BEGIN

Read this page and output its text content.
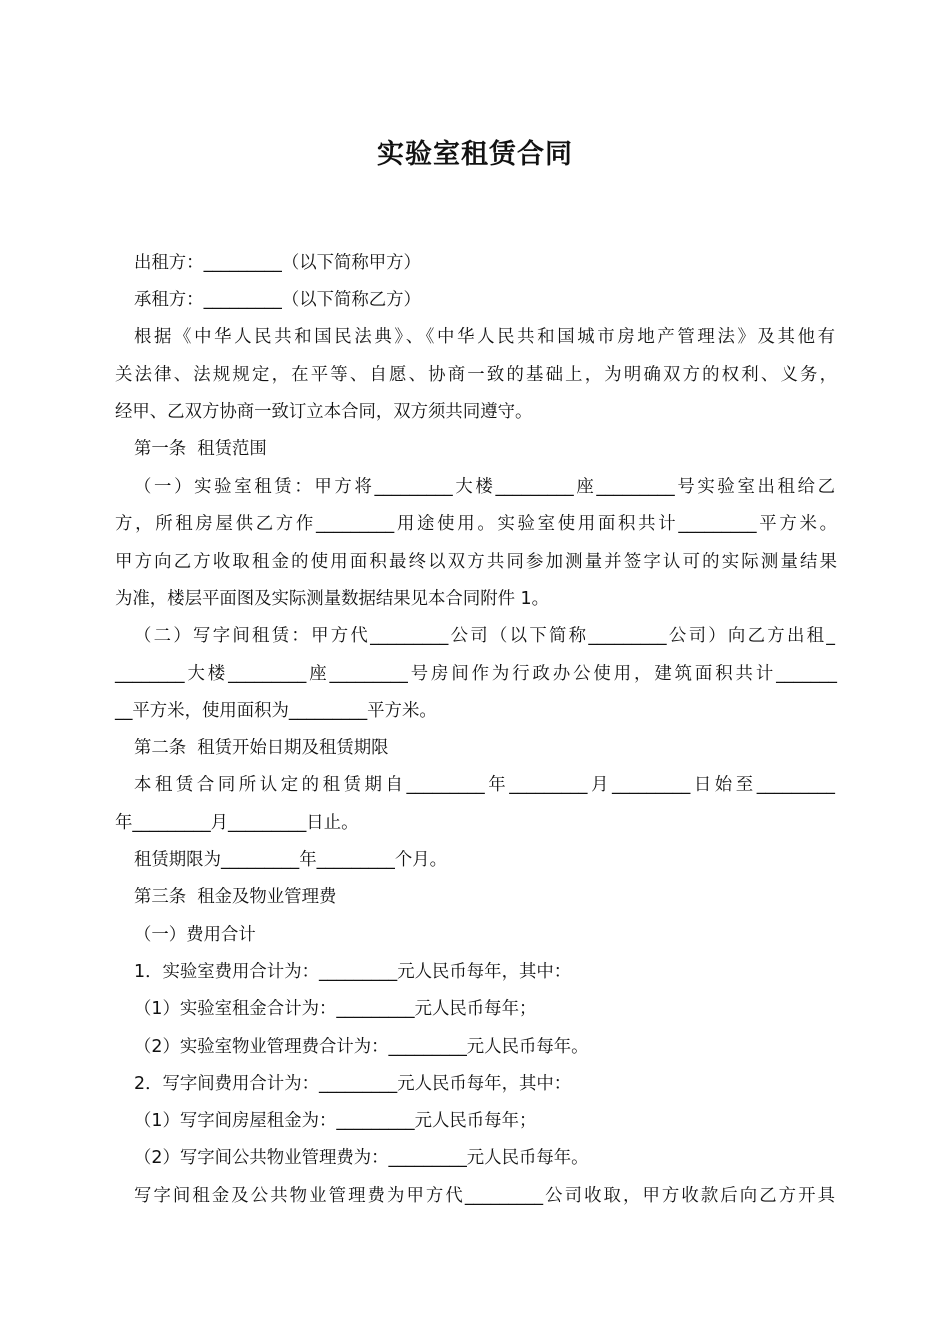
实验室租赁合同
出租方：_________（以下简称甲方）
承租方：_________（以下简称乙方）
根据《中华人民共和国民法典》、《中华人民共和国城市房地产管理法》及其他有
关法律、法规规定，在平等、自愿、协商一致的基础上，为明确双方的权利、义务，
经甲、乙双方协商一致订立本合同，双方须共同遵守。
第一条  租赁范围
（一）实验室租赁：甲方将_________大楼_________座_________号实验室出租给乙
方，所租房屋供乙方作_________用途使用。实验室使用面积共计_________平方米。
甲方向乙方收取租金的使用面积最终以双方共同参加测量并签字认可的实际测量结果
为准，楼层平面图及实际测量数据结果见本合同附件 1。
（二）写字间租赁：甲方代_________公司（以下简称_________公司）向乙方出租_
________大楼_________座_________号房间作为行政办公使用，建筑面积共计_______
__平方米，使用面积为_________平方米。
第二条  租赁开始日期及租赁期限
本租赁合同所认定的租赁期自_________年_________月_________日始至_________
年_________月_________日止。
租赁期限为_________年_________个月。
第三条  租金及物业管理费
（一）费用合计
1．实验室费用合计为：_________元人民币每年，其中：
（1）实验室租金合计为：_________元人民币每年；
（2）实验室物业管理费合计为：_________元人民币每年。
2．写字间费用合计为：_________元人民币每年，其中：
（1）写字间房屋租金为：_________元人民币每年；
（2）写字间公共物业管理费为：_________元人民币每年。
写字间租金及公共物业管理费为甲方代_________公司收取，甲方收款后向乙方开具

END
BEGIN

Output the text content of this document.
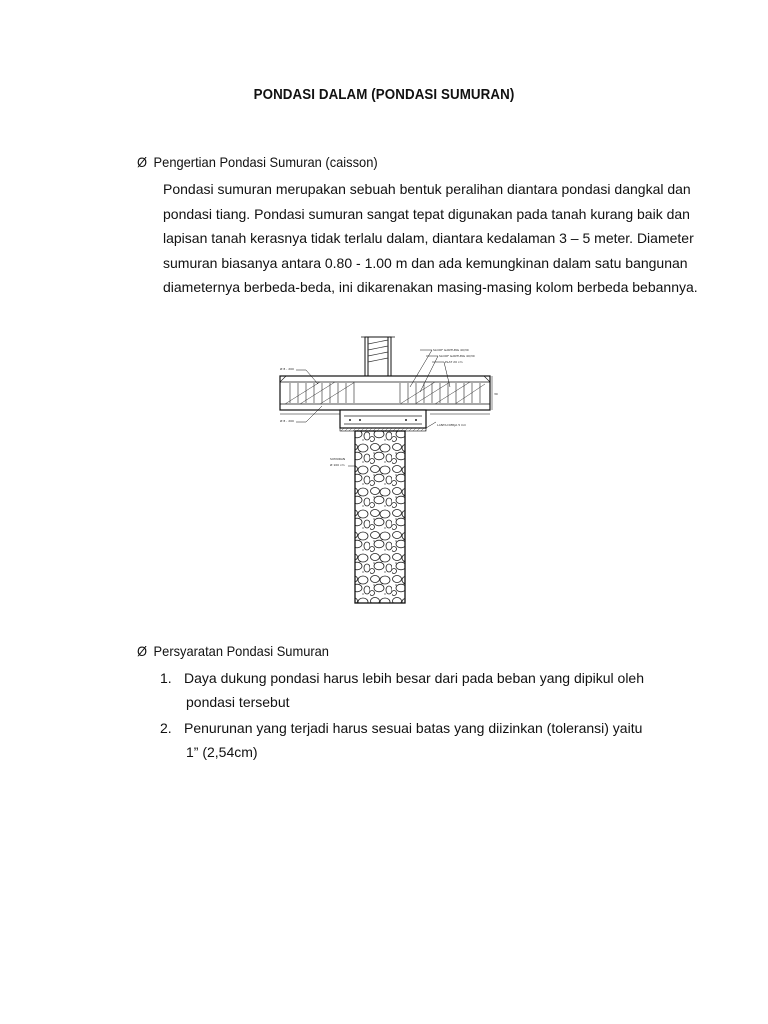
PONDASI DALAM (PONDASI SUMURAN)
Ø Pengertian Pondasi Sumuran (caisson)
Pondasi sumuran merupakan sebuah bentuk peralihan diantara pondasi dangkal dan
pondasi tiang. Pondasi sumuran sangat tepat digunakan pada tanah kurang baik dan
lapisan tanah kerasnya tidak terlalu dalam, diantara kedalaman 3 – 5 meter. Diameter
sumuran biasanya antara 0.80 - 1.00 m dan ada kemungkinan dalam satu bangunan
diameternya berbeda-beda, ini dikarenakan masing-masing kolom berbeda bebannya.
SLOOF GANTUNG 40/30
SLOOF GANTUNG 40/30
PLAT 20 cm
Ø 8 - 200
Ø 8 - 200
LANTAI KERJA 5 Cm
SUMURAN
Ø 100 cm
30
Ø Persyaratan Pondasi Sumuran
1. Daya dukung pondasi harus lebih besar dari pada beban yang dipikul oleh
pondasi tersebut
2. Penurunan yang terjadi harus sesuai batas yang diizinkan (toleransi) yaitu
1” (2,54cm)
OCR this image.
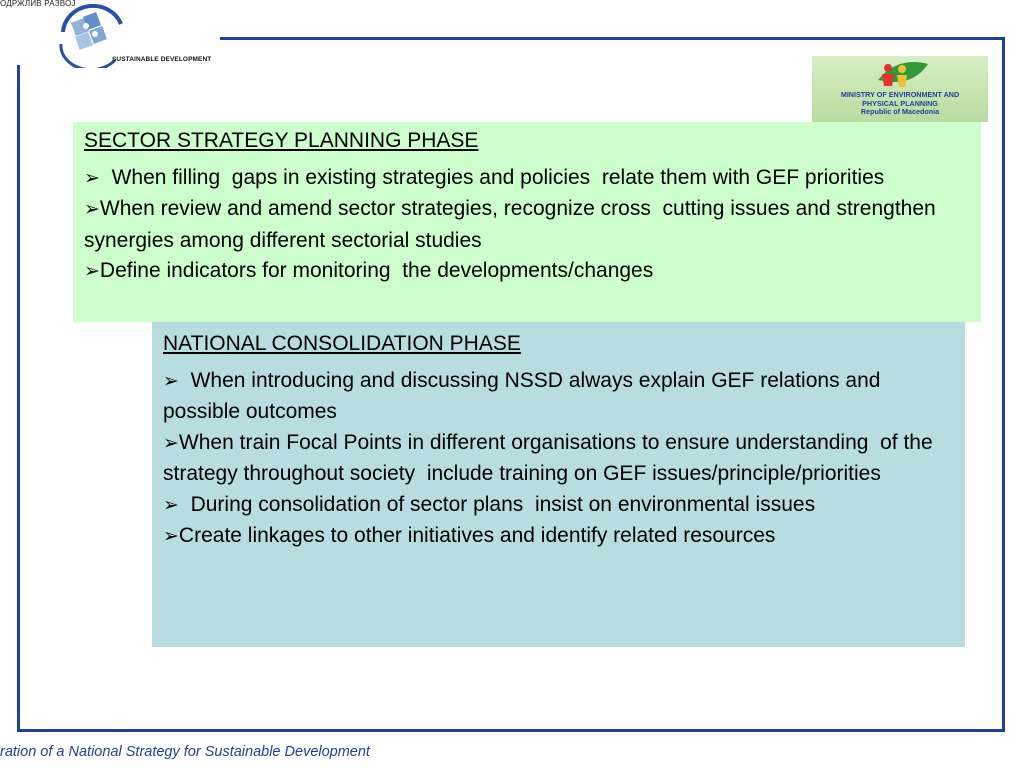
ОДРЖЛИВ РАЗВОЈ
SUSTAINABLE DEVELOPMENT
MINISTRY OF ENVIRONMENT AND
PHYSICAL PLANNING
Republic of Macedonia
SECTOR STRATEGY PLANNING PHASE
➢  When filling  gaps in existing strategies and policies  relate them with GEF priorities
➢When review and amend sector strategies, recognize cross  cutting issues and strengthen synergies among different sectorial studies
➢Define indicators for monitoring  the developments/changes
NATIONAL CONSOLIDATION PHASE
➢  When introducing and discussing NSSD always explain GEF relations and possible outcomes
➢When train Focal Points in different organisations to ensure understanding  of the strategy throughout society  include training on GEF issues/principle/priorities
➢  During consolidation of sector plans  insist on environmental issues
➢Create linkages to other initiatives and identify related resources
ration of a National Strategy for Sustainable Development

END

◆ EXERCISE BRIEF:
Give the count of lines in the data shown above that contain "yang", and nothing else.

◆ REPLY:
2